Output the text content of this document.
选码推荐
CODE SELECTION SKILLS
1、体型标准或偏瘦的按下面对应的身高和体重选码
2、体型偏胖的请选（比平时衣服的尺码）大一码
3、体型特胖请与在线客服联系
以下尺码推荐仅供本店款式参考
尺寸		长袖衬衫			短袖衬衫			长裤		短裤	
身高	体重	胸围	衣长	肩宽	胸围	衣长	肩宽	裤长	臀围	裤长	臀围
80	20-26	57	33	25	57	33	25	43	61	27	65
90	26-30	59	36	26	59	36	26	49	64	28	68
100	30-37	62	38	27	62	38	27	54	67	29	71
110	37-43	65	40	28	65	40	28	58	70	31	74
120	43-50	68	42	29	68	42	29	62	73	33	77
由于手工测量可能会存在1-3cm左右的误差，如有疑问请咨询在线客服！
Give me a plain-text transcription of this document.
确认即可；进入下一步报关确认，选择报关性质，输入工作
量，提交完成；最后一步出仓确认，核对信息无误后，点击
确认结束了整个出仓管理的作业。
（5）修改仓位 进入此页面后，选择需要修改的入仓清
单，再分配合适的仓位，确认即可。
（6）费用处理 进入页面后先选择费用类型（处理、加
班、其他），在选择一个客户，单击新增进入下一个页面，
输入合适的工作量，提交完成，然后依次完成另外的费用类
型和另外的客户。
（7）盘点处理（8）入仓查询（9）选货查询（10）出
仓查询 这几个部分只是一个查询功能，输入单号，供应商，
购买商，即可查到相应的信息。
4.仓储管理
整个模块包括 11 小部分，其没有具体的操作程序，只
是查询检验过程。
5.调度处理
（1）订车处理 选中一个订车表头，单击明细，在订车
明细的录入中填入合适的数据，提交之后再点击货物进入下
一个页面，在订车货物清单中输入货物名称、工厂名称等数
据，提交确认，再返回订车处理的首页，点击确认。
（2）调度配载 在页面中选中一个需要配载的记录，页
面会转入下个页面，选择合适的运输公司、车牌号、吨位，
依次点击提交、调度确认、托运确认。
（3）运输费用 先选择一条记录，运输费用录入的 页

Aim of the task
For each line above that contains the word "text", copy that line.

Solved exercise
Output the text content of this document.
Give me a plain-text transcription of this document.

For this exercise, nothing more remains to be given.